▶ **INSTRUCTIONS TO FOLLOW**: Only a number is wanted: how many lines of the entries include the string "市应急管理局"?

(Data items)

——

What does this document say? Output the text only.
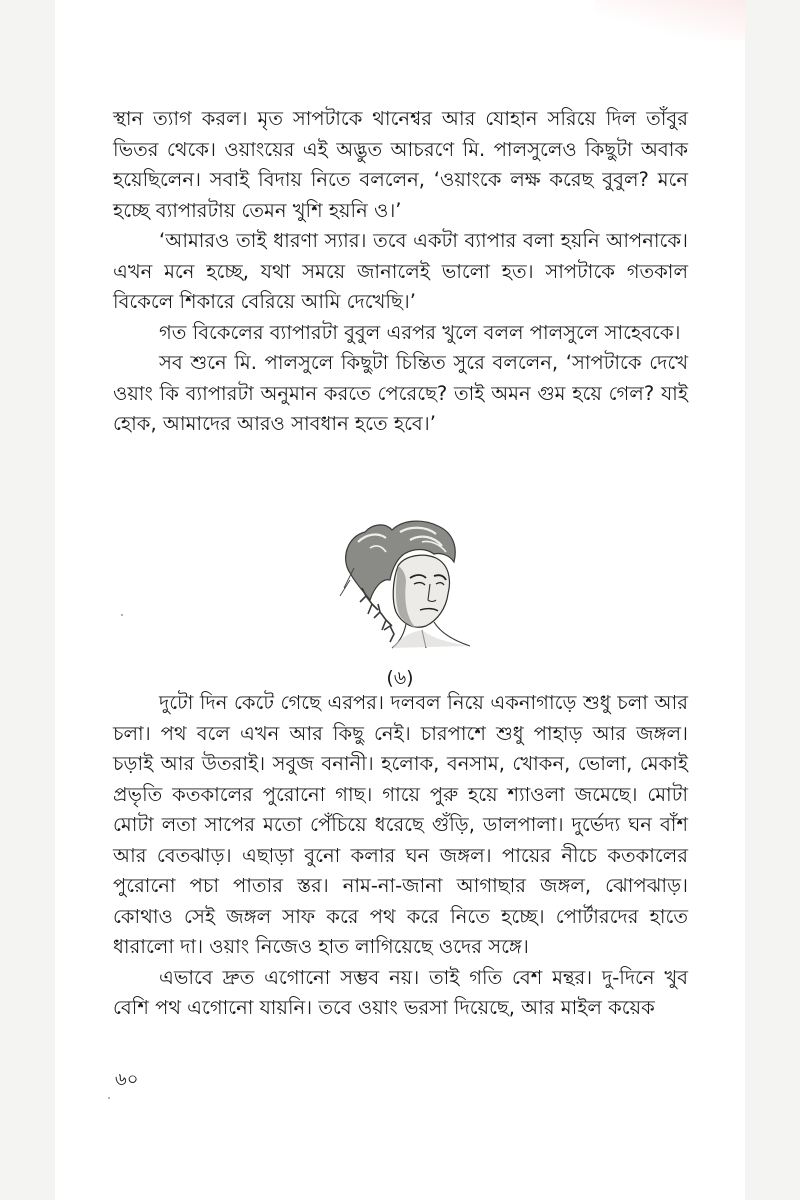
স্থান ত্যাগ করল। মৃত সাপটাকে থানেশ্বর আর যোহান সরিয়ে দিল তাঁবুর ভিতর থেকে। ওয়াংয়ের এই অদ্ভুত আচরণে মি. পালসুলেও কিছুটা অবাক হয়েছিলেন। সবাই বিদায় নিতে বললেন, ‘ওয়াংকে লক্ষ করেছ বুবুল? মনে হচ্ছে ব্যাপারটায় তেমন খুশি হয়নি ও।’

‘আমারও তাই ধারণা স্যার। তবে একটা ব্যাপার বলা হয়নি আপনাকে। এখন মনে হচ্ছে, যথা সময়ে জানালেই ভালো হত। সাপটাকে গতকাল বিকেলে শিকারে বেরিয়ে আমি দেখেছি।’

গত বিকেলের ব্যাপারটা বুবুল এরপর খুলে বলল পালসুলে সাহেবকে।

সব শুনে মি. পালসুলে কিছুটা চিন্তিত সুরে বললেন, ‘সাপটাকে দেখে ওয়াং কি ব্যাপারটা অনুমান করতে পেরেছে? তাই অমন গুম হয়ে গেল? যাই হোক, আমাদের আরও সাবধান হতে হবে।’

(৬)

দুটো দিন কেটে গেছে এরপর। দলবল নিয়ে একনাগাড়ে শুধু চলা আর চলা। পথ বলে এখন আর কিছু নেই। চারপাশে শুধু পাহাড় আর জঙ্গল। চড়াই আর উতরাই। সবুজ বনানী। হলোক, বনসাম, খোকন, ভোলা, মেকাই প্রভৃতি কতকালের পুরোনো গাছ। গায়ে পুরু হয়ে শ্যাওলা জমেছে। মোটা মোটা লতা সাপের মতো পেঁচিয়ে ধরেছে গুঁড়ি, ডালপালা। দুর্ভেদ্য ঘন বাঁশ আর বেতঝাড়। এছাড়া বুনো কলার ঘন জঙ্গল। পায়ের নীচে কতকালের পুরোনো পচা পাতার স্তর। নাম-না-জানা আগাছার জঙ্গল, ঝোপঝাড়। কোথাও সেই জঙ্গল সাফ করে পথ করে নিতে হচ্ছে। পোর্টারদের হাতে ধারালো দা। ওয়াং নিজেও হাত লাগিয়েছে ওদের সঙ্গে।

এভাবে দ্রুত এগোনো সম্ভব নয়। তাই গতি বেশ মন্থর। দু-দিনে খুব বেশি পথ এগোনো যায়নি। তবে ওয়াং ভরসা দিয়েছে, আর মাইল কয়েক

৬০
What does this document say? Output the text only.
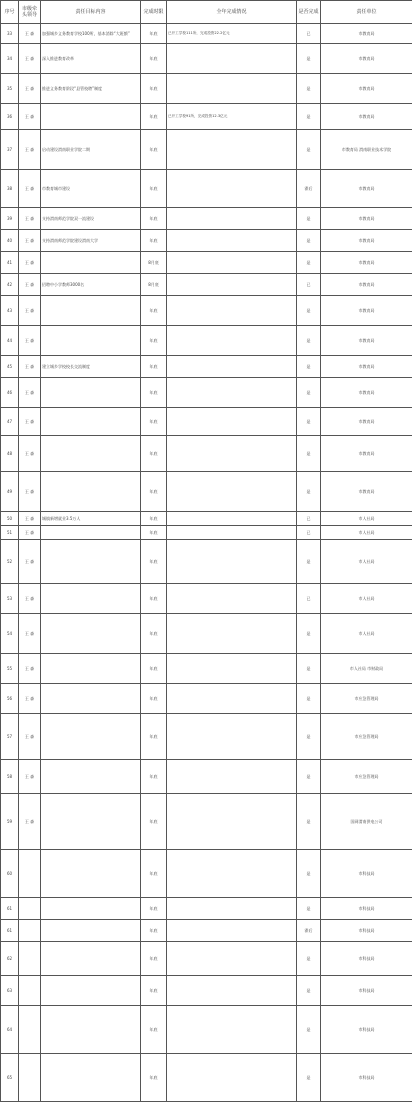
序号	市级牵头领导	责任目标内容	完成时限	全年完成情况	是否完成	责任单位
33	王 森	加强城乡义务教育学校100所，基本消除“大班额”	年底	已开工学校111所，完成投资22.2亿元	已	市教育局
34	王 森	深入推进教育改革	年底		是	市教育局
35	王 森	推进义务教育阶段“县管校聘”制度	年底		是	市教育局
36	王 森		年底	已开工学校91所，完成投资12.3亿元	是	市教育局
37	王 森	启动建设渭南职业学院二期	年底		是	市教育局 渭南职业技术学院
38	王 森	市教育城市建设	年底		滞后	市教育局
39	王 森	支持渭南师范学院双一流建设	年底		是	市教育局
40	王 森	支持渭南师范学院建设渭南大学	年底		是	市教育局
41	王 森		8月底		是	市教育局
42	王 森	招聘中小学教师3000名	8月底		已	市教育局
43	王 森		年底		是	市教育局
44	王 森		年底		是	市教育局
45	王 森	建立城乡学校校长交流制度	年底		是	市教育局
46	王 森		年底		是	市教育局
47	王 森		年底		是	市教育局
48	王 森		年底		是	市教育局
49	王 森		年底		是	市教育局
50	王 森	城镇新增就业3.5万人	年底		已	市人社局
51	王 森		年底		已	市人社局
52	王 森		年底		是	市人社局
53	王 森		年底		已	市人社局
54	王 森		年底		是	市人社局
55	王 森		年底		是	市人社局 市财政局
56	王 森		年底		是	市应急管理局
57	王 森		年底		是	市应急管理局
58	王 森		年底		是	市应急管理局
59	王 森		年底		是	国网渭南供电公司
60			年底		是	市科技局
61			年底		是	市科技局
61			年底		滞后	市科技局
62			年底		是	市科技局
63			年底		是	市科技局
64			年底		是	市科技局
65			年底		是	市科技局
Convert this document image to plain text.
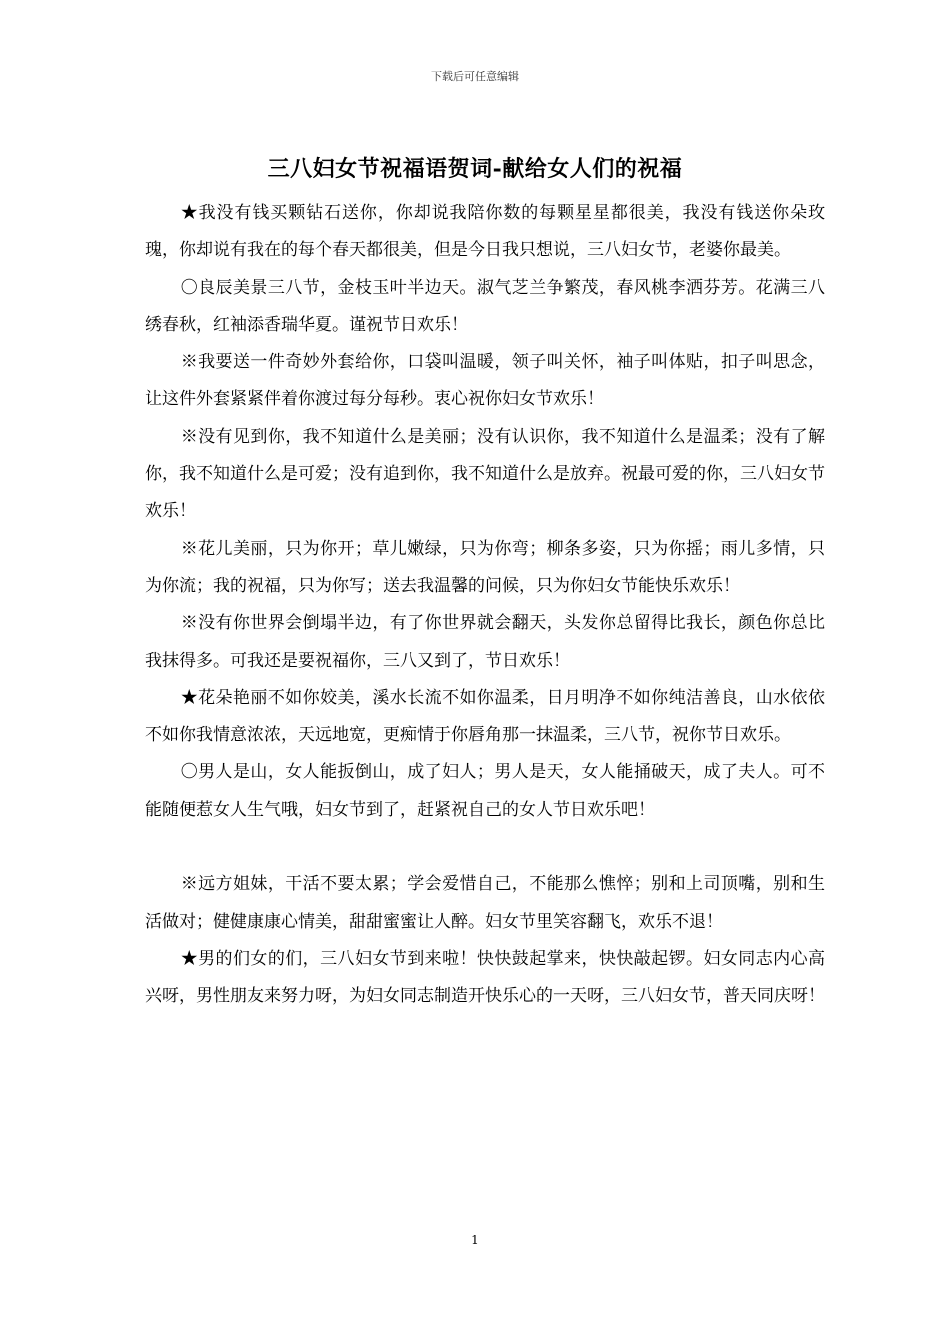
下载后可任意编辑
三八妇女节祝福语贺词-献给女人们的祝福

★我没有钱买颗钻石送你，你却说我陪你数的每颗星星都很美，我没有钱送你朵玫瑰，你却说有我在的每个春天都很美，但是今日我只想说，三八妇女节，老婆你最美。

〇良辰美景三八节，金枝玉叶半边天。淑气芝兰争繁茂，春风桃李洒芬芳。花满三八绣春秋，红袖添香瑞华夏。谨祝节日欢乐！

※我要送一件奇妙外套给你，口袋叫温暖，领子叫关怀，袖子叫体贴，扣子叫思念，让这件外套紧紧伴着你渡过每分每秒。衷心祝你妇女节欢乐！

※没有见到你，我不知道什么是美丽；没有认识你，我不知道什么是温柔；没有了解你，我不知道什么是可爱；没有追到你，我不知道什么是放弃。祝最可爱的你，三八妇女节欢乐！

※花儿美丽，只为你开；草儿嫩绿，只为你弯；柳条多姿，只为你摇；雨儿多情，只为你流；我的祝福，只为你写；送去我温馨的问候，只为你妇女节能快乐欢乐！

※没有你世界会倒塌半边，有了你世界就会翻天，头发你总留得比我长，颜色你总比我抹得多。可我还是要祝福你，三八又到了，节日欢乐！

★花朵艳丽不如你姣美，溪水长流不如你温柔，日月明净不如你纯洁善良，山水依依不如你我情意浓浓，天远地宽，更痴情于你唇角那一抹温柔，三八节，祝你节日欢乐。

〇男人是山，女人能扳倒山，成了妇人；男人是天，女人能捅破天，成了夫人。可不能随便惹女人生气哦，妇女节到了，赶紧祝自己的女人节日欢乐吧！

※远方姐妹，干活不要太累；学会爱惜自己，不能那么憔悴；别和上司顶嘴，别和生活做对；健健康康心情美，甜甜蜜蜜让人醉。妇女节里笑容翻飞，欢乐不退！

★男的们女的们，三八妇女节到来啦！快快鼓起掌来，快快敲起锣。妇女同志内心高兴呀，男性朋友来努力呀，为妇女同志制造开快乐心的一天呀，三八妇女节，普天同庆呀！

1
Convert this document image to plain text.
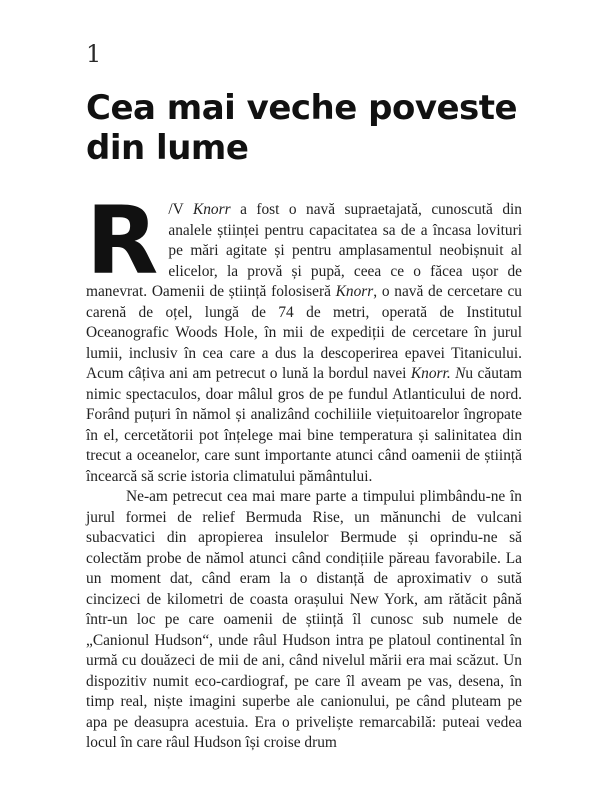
1
Cea mai veche poveste din lume

R /V Knorr a fost o navă supraetajată, cunoscută din analele științei pentru capacitatea sa de a încasa lovituri pe mări agitate și pentru amplasamentul neobișnuit al elicelor, la provă și pupă, ceea ce o făcea ușor de manevrat. Oamenii de știință folosiseră Knorr, o navă de cercetare cu carenă de oțel, lungă de 74 de metri, operată de Institutul Oceanografic Woods Hole, în mii de expediții de cercetare în jurul lumii, inclusiv în cea care a dus la descoperirea epavei Titanicului. Acum câțiva ani am petrecut o lună la bordul navei Knorr. Nu căutam nimic spectaculos, doar mâlul gros de pe fundul Atlanticului de nord. Forând puțuri în nămol și analizând cochiliile viețuitoarelor îngropate în el, cercetătorii pot înțelege mai bine temperatura și salinitatea din trecut a oceanelor, care sunt importante atunci când oamenii de știință încearcă să scrie istoria climatului pământului.

Ne-am petrecut cea mai mare parte a timpului plimbându-ne în jurul formei de relief Bermuda Rise, un mănunchi de vulcani subacvatici din apropierea insulelor Bermude și oprindu-ne să colectăm probe de nămol atunci când condițiile păreau favorabile. La un moment dat, când eram la o distanță de aproximativ o sută cincizeci de kilometri de coasta orașului New York, am rătăcit până într-un loc pe care oamenii de știință îl cunosc sub numele de „Canionul Hudson“, unde râul Hudson intra pe platoul continental în urmă cu douăzeci de mii de ani, când nivelul mării era mai scăzut. Un dispozitiv numit eco-cardiograf, pe care îl aveam pe vas, desena, în timp real, niște imagini superbe ale canionului, pe când pluteam pe apa pe deasupra acestuia. Era o priveliște remarcabilă: puteai vedea locul în care râul Hudson își croise drum
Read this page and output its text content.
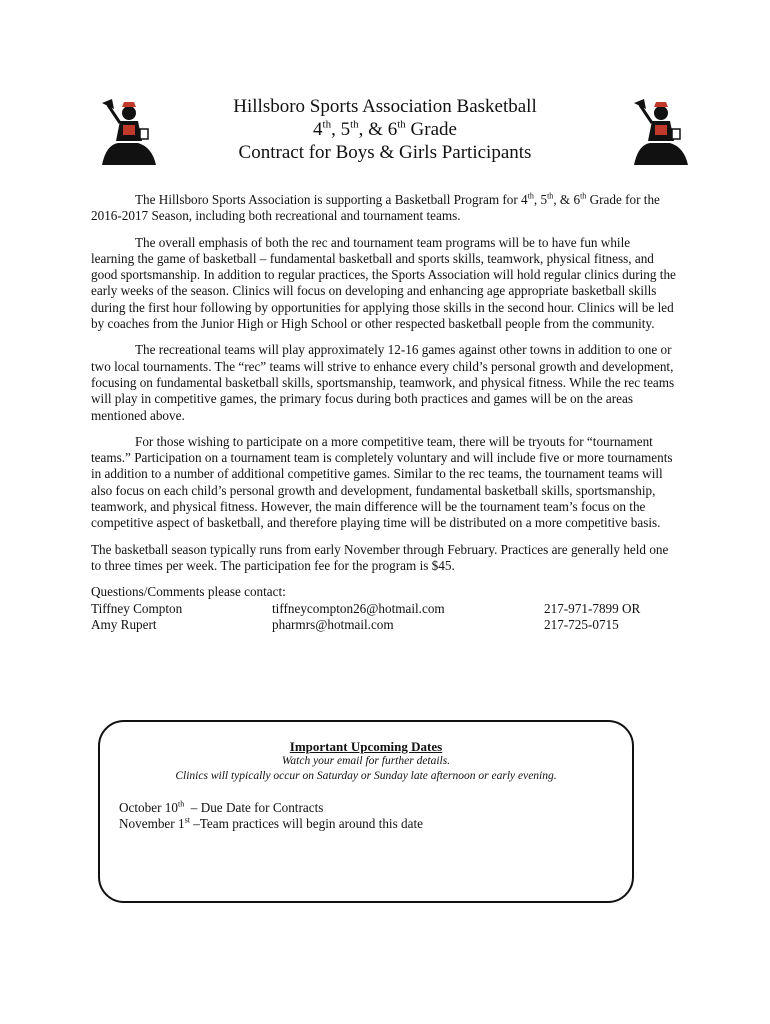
Hillsboro Sports Association Basketball
4th, 5th, & 6th Grade
Contract for Boys & Girls Participants

The Hillsboro Sports Association is supporting a Basketball Program for 4th, 5th, & 6th Grade for the 2016-2017 Season, including both recreational and tournament teams.

The overall emphasis of both the rec and tournament team programs will be to have fun while learning the game of basketball – fundamental basketball and sports skills, teamwork, physical fitness, and good sportsmanship. In addition to regular practices, the Sports Association will hold regular clinics during the early weeks of the season. Clinics will focus on developing and enhancing age appropriate basketball skills during the first hour following by opportunities for applying those skills in the second hour. Clinics will be led by coaches from the Junior High or High School or other respected basketball people from the community.

The recreational teams will play approximately 12-16 games against other towns in addition to one or two local tournaments. The “rec” teams will strive to enhance every child’s personal growth and development, focusing on fundamental basketball skills, sportsmanship, teamwork, and physical fitness. While the rec teams will play in competitive games, the primary focus during both practices and games will be on the areas mentioned above.

For those wishing to participate on a more competitive team, there will be tryouts for “tournament teams.” Participation on a tournament team is completely voluntary and will include five or more tournaments in addition to a number of additional competitive games. Similar to the rec teams, the tournament teams will also focus on each child’s personal growth and development, fundamental basketball skills, sportsmanship, teamwork, and physical fitness. However, the main difference will be the tournament team’s focus on the competitive aspect of basketball, and therefore playing time will be distributed on a more competitive basis.

The basketball season typically runs from early November through February. Practices are generally held one to three times per week. The participation fee for the program is $45.

Questions/Comments please contact:
Tiffney Compton	tiffneycompton26@hotmail.com	217-971-7899 OR
Amy Rupert	pharmrs@hotmail.com	217-725-0715
Important Upcoming Dates
Watch your email for further details.
Clinics will typically occur on Saturday or Sunday late afternoon or early evening.
October 10th  – Due Date for Contracts
November 1st –Team practices will begin around this date
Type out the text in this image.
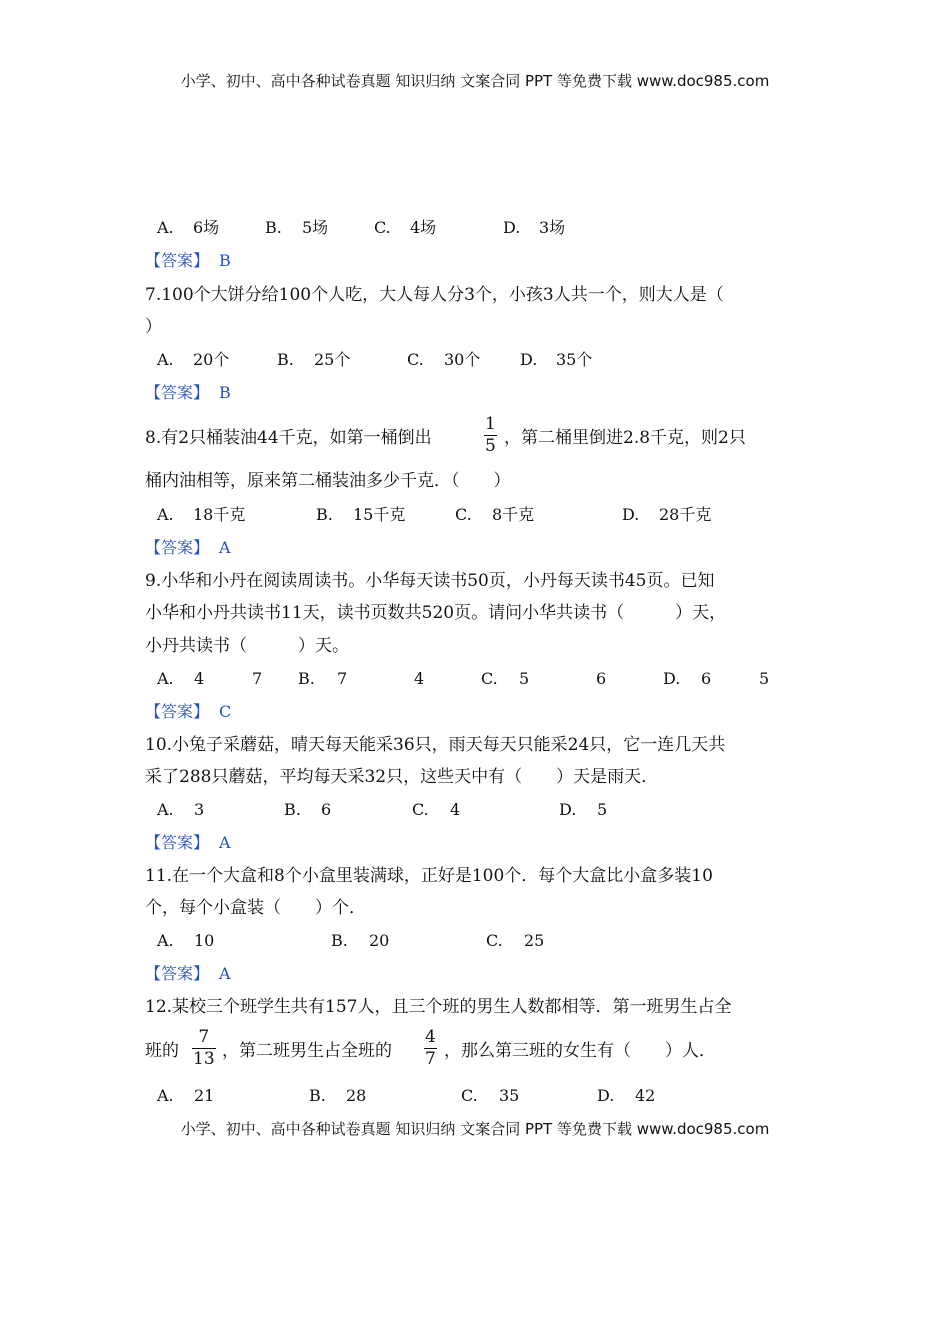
小学、初中、高中各种试卷真题 知识归纳 文案合同 PPT 等免费下载 www.doc985.com
A. 6场	B. 5场	C. 4场	D. 3场
【答案】 B
7.100个大饼分给100个人吃，大人每人分3个，小孩3人共一个，则大人是（
）
A. 20个	B. 25个	C. 30个 D. 35个
【答案】 B
8.有2只桶装油44千克，如第一桶倒出	$\frac{1}{5}$ ，第二桶里倒进2.8千克，则2只
桶内油相等，原来第二桶装油多少千克．（　　）
A. 18千克	B. 15千克	C. 8千克	D. 28千克
【答案】 A
9.小华和小丹在阅读周读书。小华每天读书50页，小丹每天读书45页。已知
小华和小丹共读书11天，读书页数共520页。请问小华共读书（　　　）天，
小丹共读书（　　　）天。
A. 4	7 B. 7	4	C. 5	6	D. 6	5
【答案】 C
10.小兔子采蘑菇，晴天每天能采36只，雨天每天只能采24只，它一连几天共
采了288只蘑菇，平均每天采32只，这些天中有（　　）天是雨天．
A. 3	B. 6	C. 4	D. 5
【答案】 A
11.在一个大盒和8个小盒里装满球，正好是100个．每个大盒比小盒多装10
个，每个小盒装（　　）个．
A. 10	B. 20	C. 25
【答案】 A
12.某校三个班学生共有157人，且三个班的男生人数都相等．第一班男生占全
班的 $\frac{7}{13}$ ，第二班男生占全班的 $\frac{4}{7}$ ，那么第三班的女生有（　　）人．
A. 21	B. 28	C. 35	D. 42
小学、初中、高中各种试卷真题 知识归纳 文案合同 PPT 等免费下载 www.doc985.com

——

▶ **FINAL RESULT**: 3